### OBJECTIVE
Reproduce the records from the start through the line containing "svg-text:RoHS: RoHS xyxy=(1460,231,1482,240)", swapping "bounding boxes" for "coordinates" and changing nothing else.

[Excerpt from a dataset]

━━━━━━━━━━

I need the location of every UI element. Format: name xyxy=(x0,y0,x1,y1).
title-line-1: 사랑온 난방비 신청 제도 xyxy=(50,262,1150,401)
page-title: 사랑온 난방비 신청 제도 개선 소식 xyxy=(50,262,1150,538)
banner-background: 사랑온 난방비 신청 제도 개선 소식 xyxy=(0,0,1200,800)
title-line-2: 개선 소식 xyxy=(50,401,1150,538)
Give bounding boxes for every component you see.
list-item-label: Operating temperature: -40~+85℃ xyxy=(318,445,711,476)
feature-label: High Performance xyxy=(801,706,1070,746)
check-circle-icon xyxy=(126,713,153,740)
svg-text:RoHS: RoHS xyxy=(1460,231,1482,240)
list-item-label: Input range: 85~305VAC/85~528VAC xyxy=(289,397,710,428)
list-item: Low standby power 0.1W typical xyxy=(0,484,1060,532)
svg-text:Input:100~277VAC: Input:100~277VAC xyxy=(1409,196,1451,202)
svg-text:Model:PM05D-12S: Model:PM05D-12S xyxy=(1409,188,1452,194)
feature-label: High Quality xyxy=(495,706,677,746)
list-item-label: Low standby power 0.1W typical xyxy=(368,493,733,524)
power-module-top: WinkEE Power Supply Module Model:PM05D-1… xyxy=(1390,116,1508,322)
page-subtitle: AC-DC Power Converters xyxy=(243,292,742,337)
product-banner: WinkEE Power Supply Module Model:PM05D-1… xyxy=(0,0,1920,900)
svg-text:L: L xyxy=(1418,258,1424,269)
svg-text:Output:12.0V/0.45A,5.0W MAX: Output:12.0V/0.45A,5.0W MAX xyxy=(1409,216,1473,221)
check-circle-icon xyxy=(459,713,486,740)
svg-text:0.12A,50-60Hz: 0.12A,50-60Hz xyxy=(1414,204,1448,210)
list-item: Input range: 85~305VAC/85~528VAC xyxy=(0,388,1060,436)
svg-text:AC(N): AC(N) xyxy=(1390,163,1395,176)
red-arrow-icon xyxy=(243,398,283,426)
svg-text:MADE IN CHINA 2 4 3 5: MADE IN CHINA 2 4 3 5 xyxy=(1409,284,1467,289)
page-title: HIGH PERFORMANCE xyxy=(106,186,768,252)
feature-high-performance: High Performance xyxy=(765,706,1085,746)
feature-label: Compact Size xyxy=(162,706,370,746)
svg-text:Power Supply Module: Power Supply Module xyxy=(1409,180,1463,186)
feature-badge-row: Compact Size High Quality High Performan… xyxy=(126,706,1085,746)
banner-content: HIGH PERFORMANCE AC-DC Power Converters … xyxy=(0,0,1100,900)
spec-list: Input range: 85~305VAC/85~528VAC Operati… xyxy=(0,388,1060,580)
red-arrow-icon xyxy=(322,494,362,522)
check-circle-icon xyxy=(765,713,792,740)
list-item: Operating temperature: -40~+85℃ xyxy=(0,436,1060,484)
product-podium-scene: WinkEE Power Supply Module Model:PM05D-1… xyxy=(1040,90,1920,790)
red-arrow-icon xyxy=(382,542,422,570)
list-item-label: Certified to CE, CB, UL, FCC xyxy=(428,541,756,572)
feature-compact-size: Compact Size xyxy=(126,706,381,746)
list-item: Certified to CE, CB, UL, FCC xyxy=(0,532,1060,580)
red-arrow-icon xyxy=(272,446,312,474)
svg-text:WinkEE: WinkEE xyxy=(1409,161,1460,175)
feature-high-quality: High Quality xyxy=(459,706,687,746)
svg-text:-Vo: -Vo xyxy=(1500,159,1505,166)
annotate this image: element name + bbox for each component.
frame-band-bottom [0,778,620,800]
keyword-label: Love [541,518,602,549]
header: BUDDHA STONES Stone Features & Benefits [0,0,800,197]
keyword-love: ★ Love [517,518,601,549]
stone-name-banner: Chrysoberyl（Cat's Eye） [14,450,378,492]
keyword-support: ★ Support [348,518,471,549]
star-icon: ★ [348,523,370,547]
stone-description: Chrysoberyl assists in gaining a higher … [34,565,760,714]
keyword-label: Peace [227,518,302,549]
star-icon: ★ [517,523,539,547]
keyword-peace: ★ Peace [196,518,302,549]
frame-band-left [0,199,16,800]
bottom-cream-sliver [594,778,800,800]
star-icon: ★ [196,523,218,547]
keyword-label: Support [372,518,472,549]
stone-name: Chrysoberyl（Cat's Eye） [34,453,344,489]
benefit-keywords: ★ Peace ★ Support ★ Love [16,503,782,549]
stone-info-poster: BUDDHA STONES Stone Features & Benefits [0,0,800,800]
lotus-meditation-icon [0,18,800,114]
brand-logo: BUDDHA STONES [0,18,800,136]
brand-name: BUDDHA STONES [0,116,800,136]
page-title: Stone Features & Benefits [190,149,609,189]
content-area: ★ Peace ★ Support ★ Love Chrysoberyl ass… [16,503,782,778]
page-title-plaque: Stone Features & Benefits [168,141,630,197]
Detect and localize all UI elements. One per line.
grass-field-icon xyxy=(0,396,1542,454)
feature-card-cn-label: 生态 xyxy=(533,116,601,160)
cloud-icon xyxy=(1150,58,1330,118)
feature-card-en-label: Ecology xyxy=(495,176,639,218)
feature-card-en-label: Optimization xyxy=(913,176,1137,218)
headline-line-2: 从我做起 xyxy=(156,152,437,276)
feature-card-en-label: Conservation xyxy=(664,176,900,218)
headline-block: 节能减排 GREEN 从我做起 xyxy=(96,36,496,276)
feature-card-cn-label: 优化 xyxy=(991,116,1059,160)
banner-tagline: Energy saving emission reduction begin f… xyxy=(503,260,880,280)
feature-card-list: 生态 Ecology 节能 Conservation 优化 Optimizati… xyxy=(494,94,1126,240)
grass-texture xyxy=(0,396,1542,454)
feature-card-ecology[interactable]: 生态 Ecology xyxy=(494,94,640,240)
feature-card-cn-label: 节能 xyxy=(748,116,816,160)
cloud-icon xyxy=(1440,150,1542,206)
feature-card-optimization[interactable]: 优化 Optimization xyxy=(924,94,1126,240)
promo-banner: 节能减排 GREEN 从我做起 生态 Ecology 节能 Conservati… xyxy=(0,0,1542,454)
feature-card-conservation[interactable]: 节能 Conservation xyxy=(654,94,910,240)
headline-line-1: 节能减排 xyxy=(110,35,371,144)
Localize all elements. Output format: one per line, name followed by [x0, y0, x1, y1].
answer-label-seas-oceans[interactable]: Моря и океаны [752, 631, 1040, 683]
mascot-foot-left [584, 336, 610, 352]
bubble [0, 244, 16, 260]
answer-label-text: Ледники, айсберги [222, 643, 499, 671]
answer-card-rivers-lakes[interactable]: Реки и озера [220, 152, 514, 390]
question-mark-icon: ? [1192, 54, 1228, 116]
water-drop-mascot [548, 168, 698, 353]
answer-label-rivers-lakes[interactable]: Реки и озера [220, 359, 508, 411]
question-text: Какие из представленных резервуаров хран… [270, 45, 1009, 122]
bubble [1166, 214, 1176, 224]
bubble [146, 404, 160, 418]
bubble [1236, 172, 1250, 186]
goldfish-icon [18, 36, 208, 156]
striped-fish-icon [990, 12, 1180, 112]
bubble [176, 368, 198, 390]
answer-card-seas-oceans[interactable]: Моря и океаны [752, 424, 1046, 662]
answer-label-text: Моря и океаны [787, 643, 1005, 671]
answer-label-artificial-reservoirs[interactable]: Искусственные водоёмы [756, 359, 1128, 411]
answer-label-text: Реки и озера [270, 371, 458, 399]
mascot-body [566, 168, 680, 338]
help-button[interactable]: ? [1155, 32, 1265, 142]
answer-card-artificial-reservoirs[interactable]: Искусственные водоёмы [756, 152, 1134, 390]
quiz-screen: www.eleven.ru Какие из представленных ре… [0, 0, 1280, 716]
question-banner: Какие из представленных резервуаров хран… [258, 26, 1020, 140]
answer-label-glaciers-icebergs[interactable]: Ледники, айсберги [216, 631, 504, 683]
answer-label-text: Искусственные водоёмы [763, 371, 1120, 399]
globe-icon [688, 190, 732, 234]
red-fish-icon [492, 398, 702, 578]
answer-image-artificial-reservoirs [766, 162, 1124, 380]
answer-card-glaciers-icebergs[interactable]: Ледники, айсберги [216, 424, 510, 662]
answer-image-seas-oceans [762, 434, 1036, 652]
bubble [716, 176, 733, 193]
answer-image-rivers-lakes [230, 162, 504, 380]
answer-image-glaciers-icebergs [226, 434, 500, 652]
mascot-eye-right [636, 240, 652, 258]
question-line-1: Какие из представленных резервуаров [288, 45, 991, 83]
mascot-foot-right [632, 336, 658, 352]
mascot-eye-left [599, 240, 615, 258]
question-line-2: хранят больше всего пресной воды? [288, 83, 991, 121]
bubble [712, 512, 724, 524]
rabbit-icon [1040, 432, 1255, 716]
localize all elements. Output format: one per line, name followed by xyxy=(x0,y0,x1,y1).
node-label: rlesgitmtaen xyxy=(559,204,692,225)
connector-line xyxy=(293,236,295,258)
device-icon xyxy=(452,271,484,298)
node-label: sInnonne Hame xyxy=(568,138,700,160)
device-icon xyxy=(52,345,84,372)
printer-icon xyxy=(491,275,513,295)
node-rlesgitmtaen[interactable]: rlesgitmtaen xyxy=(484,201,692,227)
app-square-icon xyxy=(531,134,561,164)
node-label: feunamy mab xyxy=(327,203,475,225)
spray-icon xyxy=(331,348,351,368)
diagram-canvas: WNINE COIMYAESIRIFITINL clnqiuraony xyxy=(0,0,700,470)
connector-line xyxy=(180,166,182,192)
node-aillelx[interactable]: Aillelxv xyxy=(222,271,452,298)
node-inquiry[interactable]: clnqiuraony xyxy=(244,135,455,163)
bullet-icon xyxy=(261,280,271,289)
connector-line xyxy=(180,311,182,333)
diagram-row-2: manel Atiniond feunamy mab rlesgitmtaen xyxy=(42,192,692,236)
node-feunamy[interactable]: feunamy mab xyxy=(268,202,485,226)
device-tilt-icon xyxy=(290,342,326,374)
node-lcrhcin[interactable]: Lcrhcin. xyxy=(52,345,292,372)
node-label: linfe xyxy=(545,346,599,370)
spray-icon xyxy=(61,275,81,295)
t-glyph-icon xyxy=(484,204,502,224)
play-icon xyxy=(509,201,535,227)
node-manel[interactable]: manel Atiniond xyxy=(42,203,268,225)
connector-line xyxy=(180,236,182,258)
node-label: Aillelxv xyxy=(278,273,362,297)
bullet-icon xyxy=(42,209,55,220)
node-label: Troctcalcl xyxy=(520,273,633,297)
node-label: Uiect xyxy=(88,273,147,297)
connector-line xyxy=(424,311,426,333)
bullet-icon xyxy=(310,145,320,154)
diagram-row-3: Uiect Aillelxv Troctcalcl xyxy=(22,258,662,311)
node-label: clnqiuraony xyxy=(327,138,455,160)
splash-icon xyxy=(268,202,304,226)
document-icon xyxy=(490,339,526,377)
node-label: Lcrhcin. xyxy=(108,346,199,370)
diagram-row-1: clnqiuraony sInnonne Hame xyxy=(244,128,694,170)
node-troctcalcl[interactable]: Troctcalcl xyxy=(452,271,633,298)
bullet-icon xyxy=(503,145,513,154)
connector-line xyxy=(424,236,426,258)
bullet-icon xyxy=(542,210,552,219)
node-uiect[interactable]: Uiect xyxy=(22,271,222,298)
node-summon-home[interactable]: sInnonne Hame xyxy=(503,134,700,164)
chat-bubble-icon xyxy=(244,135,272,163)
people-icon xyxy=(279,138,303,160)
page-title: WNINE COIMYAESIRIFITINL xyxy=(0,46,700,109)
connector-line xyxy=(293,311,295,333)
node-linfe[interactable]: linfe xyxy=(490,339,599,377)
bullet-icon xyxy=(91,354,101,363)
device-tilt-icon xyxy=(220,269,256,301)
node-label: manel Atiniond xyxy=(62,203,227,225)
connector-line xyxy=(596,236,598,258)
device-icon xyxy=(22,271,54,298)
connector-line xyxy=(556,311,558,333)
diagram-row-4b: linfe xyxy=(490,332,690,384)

━━━━━━━━━━

### EXPECTED ANSWER
I need the location of every UI element. Format: name xyxy=(x0,y0,x1,y1).
title-line-1: 사랑온 난방비 신청 제도 xyxy=(50,262,1150,401)
page-title: 사랑온 난방비 신청 제도 개선 소식 xyxy=(50,262,1150,538)
banner-background: 사랑온 난방비 신청 제도 개선 소식 xyxy=(0,0,1200,800)
title-line-2: 개선 소식 xyxy=(50,401,1150,538)
Give coordinates for every component you see.
list-item-label: Operating temperature: -40~+85℃ xyxy=(318,445,711,476)
feature-label: High Performance xyxy=(801,706,1070,746)
check-circle-icon xyxy=(126,713,153,740)
svg-text:RoHS: RoHS xyxy=(1460,231,1482,240)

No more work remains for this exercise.